(Data in this exercise)
__________
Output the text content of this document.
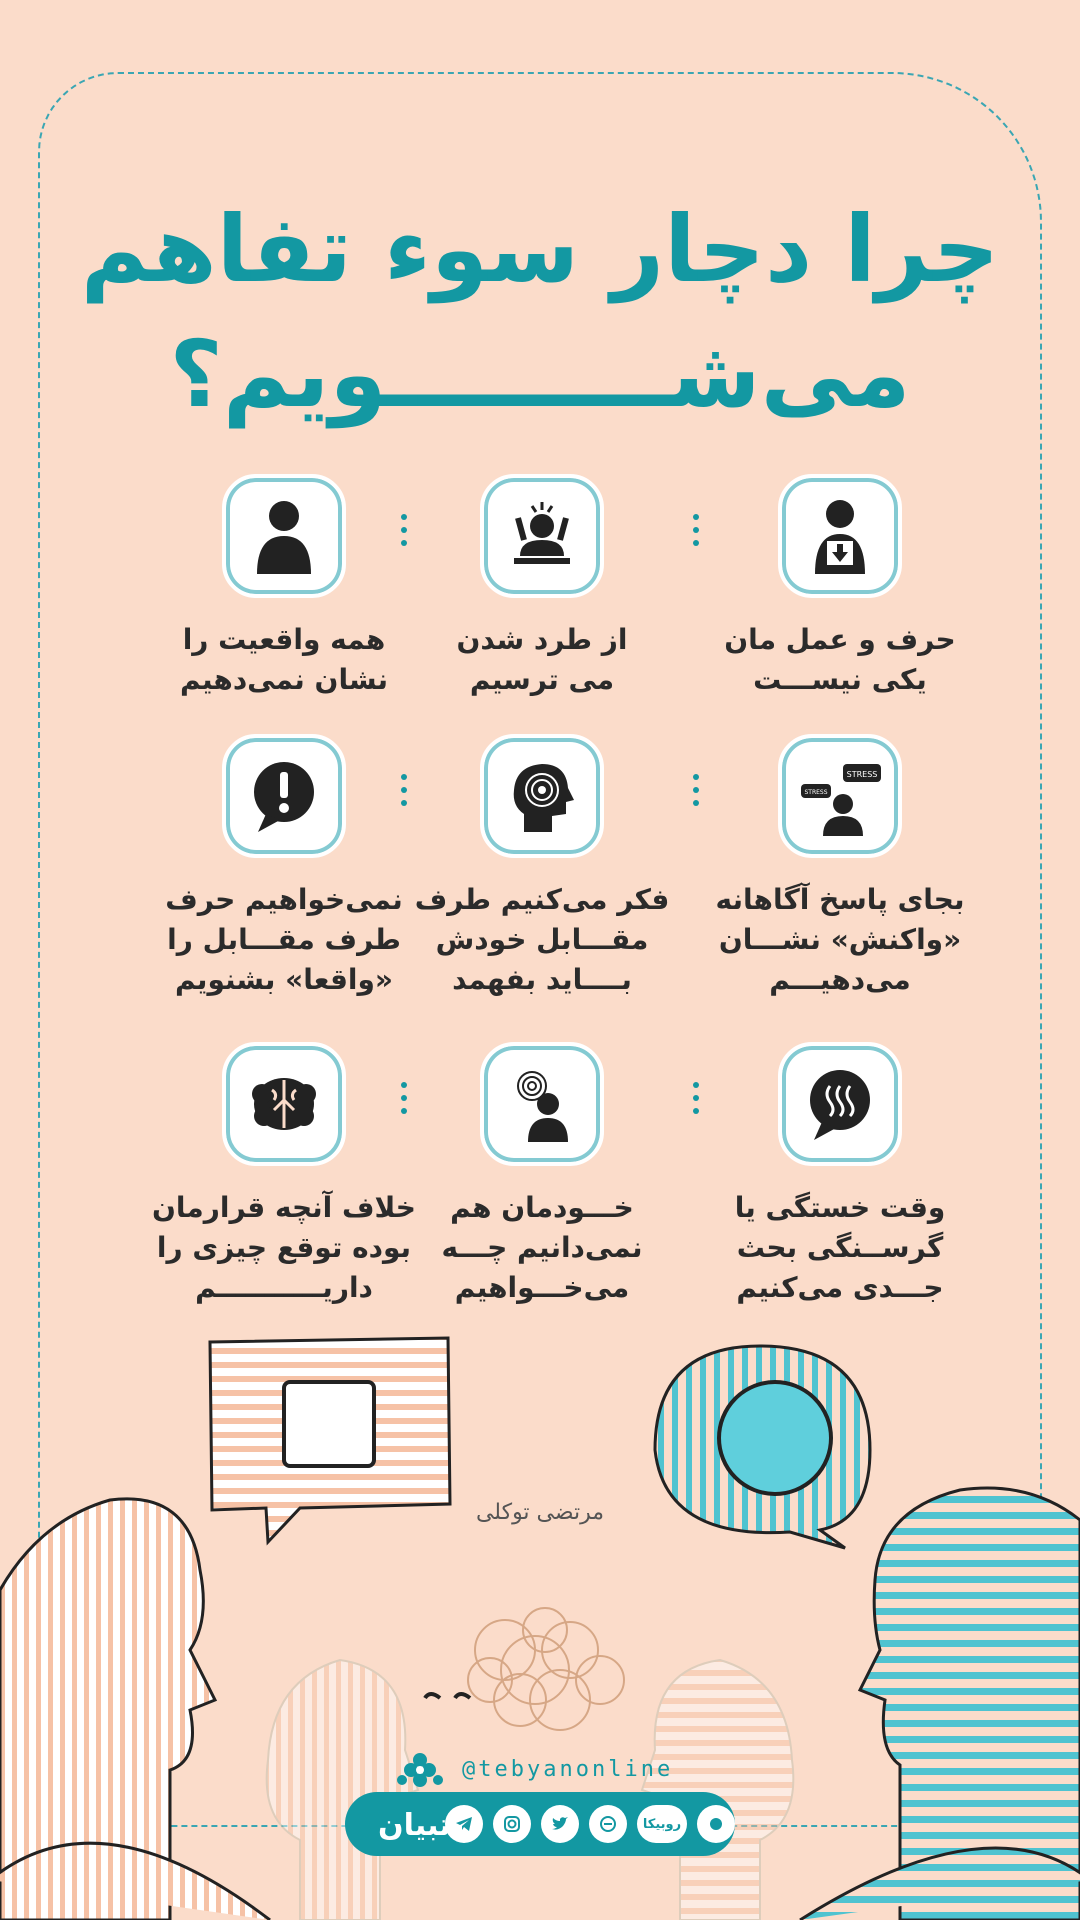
چرا دچار سوء تفاهم
می‌شـــــــــویم؟
حرف و عمل مان
یکی نیســـت
از طرد شدن
می ترسیم
همه واقعیت را
نشان نمی‌دهیم
STRESS
STRESS
بجای پاسخ آگاهانه
«واکنش» نشـــان
می‌دهیـــم
فکر می‌کنیم طرف
مقـــابل خودش
بــــاید بفهمد
نمی‌خواهیم حرف
طرف مقـــابل را
«واقعا» بشنویم
وقت خستگی یا
گرســنگی بحث
جـــدی می‌کنیم
خـــودمان هم
نمی‌دانیم چـــه
می‌خـــواهیم
خلاف آنچه قرارمان
بوده توقع چیزی را
داریـــــــــــم
مرتضی توکلی
@tebyanonline
روبیکا
تبیان
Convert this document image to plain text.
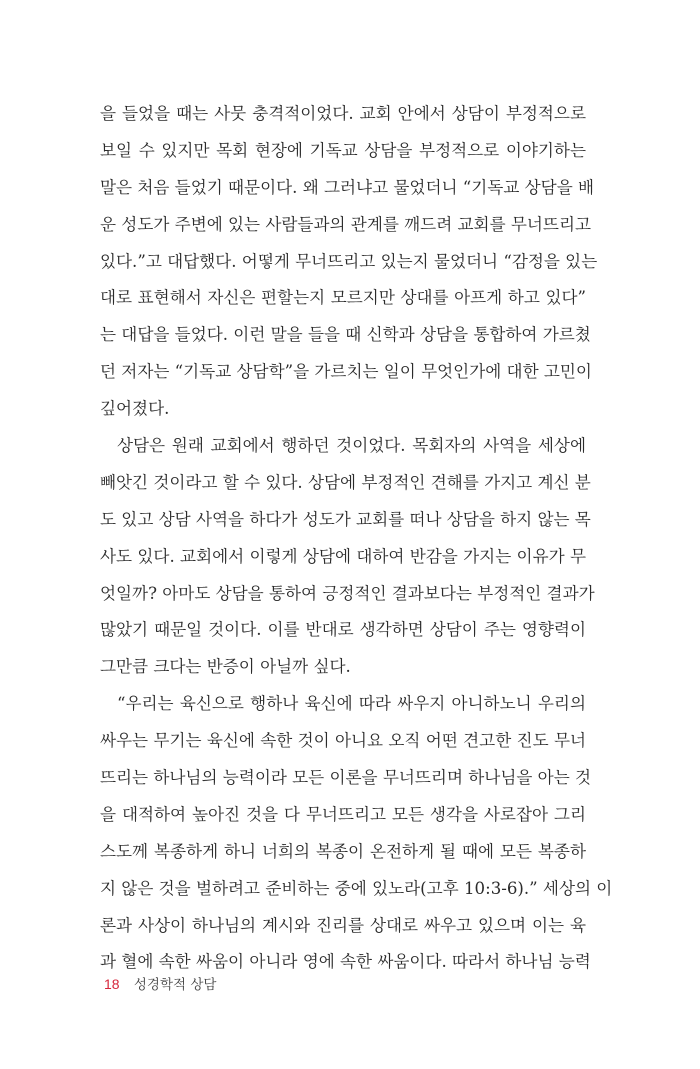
을 들었을 때는 사뭇 충격적이었다. 교회 안에서 상담이 부정적으로
보일 수 있지만 목회 현장에 기독교 상담을 부정적으로 이야기하는
말은 처음 들었기 때문이다. 왜 그러냐고 물었더니 “기독교 상담을 배
운 성도가 주변에 있는 사람들과의 관계를 깨드려 교회를 무너뜨리고
있다.”고 대답했다. 어떻게 무너뜨리고 있는지 물었더니 “감정을 있는
대로 표현해서 자신은 편할는지 모르지만 상대를 아프게 하고 있다”
는 대답을 들었다. 이런 말을 들을 때 신학과 상담을 통합하여 가르쳤
던 저자는 “기독교 상담학”을 가르치는 일이 무엇인가에 대한 고민이
깊어졌다.
상담은 원래 교회에서 행하던 것이었다. 목회자의 사역을 세상에
빼앗긴 것이라고 할 수 있다. 상담에 부정적인 견해를 가지고 계신 분
도 있고 상담 사역을 하다가 성도가 교회를 떠나 상담을 하지 않는 목
사도 있다. 교회에서 이렇게 상담에 대하여 반감을 가지는 이유가 무
엇일까? 아마도 상담을 통하여 긍정적인 결과보다는 부정적인 결과가
많았기 때문일 것이다. 이를 반대로 생각하면 상담이 주는 영향력이
그만큼 크다는 반증이 아닐까 싶다.
“우리는 육신으로 행하나 육신에 따라 싸우지 아니하노니 우리의
싸우는 무기는 육신에 속한 것이 아니요 오직 어떤 견고한 진도 무너
뜨리는 하나님의 능력이라 모든 이론을 무너뜨리며 하나님을 아는 것
을 대적하여 높아진 것을 다 무너뜨리고 모든 생각을 사로잡아 그리
스도께 복종하게 하니 너희의 복종이 온전하게 될 때에 모든 복종하
지 않은 것을 벌하려고 준비하는 중에 있노라(고후 10:3-6).” 세상의 이
론과 사상이 하나님의 계시와 진리를 상대로 싸우고 있으며 이는 육
과 혈에 속한 싸움이 아니라 영에 속한 싸움이다. 따라서 하나님 능력
18 성경학적 상담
__________
(Stated problem) In the listing above, how many lines hold the word "document"? Give the number and nothing more.

(Answer for this exercise) 2